> _Stored items from a collection_:
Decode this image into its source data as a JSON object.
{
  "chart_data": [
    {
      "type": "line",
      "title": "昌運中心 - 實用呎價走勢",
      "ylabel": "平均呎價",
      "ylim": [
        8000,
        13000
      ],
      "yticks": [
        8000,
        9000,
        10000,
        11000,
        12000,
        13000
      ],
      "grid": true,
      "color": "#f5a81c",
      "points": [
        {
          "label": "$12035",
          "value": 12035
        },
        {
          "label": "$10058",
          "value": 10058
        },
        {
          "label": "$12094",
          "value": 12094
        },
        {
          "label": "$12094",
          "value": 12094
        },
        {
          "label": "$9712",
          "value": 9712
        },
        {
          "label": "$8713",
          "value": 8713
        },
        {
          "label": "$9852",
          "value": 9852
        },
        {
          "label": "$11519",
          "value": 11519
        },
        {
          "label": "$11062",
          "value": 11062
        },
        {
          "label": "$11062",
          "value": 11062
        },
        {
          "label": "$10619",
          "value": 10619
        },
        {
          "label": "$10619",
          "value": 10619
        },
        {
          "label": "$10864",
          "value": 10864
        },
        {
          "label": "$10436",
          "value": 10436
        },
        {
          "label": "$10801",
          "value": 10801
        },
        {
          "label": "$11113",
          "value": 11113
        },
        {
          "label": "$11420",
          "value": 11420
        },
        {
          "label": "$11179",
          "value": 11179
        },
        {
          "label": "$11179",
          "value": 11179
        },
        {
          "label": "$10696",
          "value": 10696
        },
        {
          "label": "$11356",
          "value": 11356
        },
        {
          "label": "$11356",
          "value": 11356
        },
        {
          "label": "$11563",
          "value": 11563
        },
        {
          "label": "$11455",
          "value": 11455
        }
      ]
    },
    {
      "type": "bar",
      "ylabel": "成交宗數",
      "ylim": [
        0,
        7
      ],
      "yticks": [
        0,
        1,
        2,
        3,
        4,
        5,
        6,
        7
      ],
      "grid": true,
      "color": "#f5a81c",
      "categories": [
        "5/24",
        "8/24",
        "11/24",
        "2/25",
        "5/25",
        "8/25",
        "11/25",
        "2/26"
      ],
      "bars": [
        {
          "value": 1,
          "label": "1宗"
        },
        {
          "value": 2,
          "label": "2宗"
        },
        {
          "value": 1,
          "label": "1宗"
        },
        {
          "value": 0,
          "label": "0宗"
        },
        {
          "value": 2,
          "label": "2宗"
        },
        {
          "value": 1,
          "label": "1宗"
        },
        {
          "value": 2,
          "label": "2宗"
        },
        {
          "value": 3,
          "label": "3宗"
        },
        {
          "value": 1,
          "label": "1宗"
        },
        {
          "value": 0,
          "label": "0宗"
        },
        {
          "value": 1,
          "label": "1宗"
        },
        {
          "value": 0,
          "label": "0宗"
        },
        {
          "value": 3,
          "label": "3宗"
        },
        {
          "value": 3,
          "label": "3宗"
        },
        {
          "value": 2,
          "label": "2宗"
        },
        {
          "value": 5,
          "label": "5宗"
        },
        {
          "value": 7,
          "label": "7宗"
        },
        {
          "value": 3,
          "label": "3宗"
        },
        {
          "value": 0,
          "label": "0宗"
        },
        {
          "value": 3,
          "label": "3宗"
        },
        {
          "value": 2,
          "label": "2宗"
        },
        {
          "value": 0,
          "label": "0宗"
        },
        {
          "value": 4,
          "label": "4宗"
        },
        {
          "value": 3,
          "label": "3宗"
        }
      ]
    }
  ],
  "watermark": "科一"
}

> _STATED GOAL_: All of the entries above need to be reproduced exactly.

> _TASK OUTPUT_:
Decode this image into its source data as a JSON object.
{
  "chart_data": [
    {
      "type": "line",
      "title": "昌運中心 - 實用呎價走勢",
      "ylabel": "平均呎價",
      "ylim": [
        8000,
        13000
      ],
      "yticks": [
        8000,
        9000,
        10000,
        11000,
        12000,
        13000
      ],
      "grid": true,
      "color": "#f5a81c",
      "points": [
        {
          "label": "$12035",
          "value": 12035
        },
        {
          "label": "$10058",
          "value": 10058
        },
        {
          "label": "$12094",
          "value": 12094
        },
        {
          "label": "$12094",
          "value": 12094
        },
        {
          "label": "$9712",
          "value": 9712
        },
        {
          "label": "$8713",
          "value": 8713
        },
        {
          "label": "$9852",
          "value": 9852
        },
        {
          "label": "$11519",
          "value": 11519
        },
        {
          "label": "$11062",
          "value": 11062
        },
        {
          "label": "$11062",
          "value": 11062
        },
        {
          "label": "$10619",
          "value": 10619
        },
        {
          "label": "$10619",
          "value": 10619
        },
        {
          "label": "$10864",
          "value": 10864
        },
        {
          "label": "$10436",
          "value": 10436
        },
        {
          "label": "$10801",
          "value": 10801
        },
        {
          "label": "$11113",
          "value": 11113
        },
        {
          "label": "$11420",
          "value": 11420
        },
        {
          "label": "$11179",
          "value": 11179
        },
        {
          "label": "$11179",
          "value": 11179
        },
        {
          "label": "$10696",
          "value": 10696
        },
        {
          "label": "$11356",
          "value": 11356
        },
        {
          "label": "$11356",
          "value": 11356
        },
        {
          "label": "$11563",
          "value": 11563
        },
        {
          "label": "$11455",
          "value": 11455
        }
      ]
    },
    {
      "type": "bar",
      "ylabel": "成交宗數",
      "ylim": [
        0,
        7
      ],
      "yticks": [
        0,
        1,
        2,
        3,
        4,
        5,
        6,
        7
      ],
      "grid": true,
      "color": "#f5a81c",
      "categories": [
        "5/24",
        "8/24",
        "11/24",
        "2/25",
        "5/25",
        "8/25",
        "11/25",
        "2/26"
      ],
      "bars": [
        {
          "value": 1,
          "label": "1宗"
        },
        {
          "value": 2,
          "label": "2宗"
        },
        {
          "value": 1,
          "label": "1宗"
        },
        {
          "value": 0,
          "label": "0宗"
        },
        {
          "value": 2,
          "label": "2宗"
        },
        {
          "value": 1,
          "label": "1宗"
        },
        {
          "value": 2,
          "label": "2宗"
        },
        {
          "value": 3,
          "label": "3宗"
        },
        {
          "value": 1,
          "label": "1宗"
        },
        {
          "value": 0,
          "label": "0宗"
        },
        {
          "value": 1,
          "label": "1宗"
        },
        {
          "value": 0,
          "label": "0宗"
        },
        {
          "value": 3,
          "label": "3宗"
        },
        {
          "value": 3,
          "label": "3宗"
        },
        {
          "value": 2,
          "label": "2宗"
        },
        {
          "value": 5,
          "label": "5宗"
        },
        {
          "value": 7,
          "label": "7宗"
        },
        {
          "value": 3,
          "label": "3宗"
        },
        {
          "value": 0,
          "label": "0宗"
        },
        {
          "value": 3,
          "label": "3宗"
        },
        {
          "value": 2,
          "label": "2宗"
        },
        {
          "value": 0,
          "label": "0宗"
        },
        {
          "value": 4,
          "label": "4宗"
        },
        {
          "value": 3,
          "label": "3宗"
        }
      ]
    }
  ],
  "watermark": "科一"
}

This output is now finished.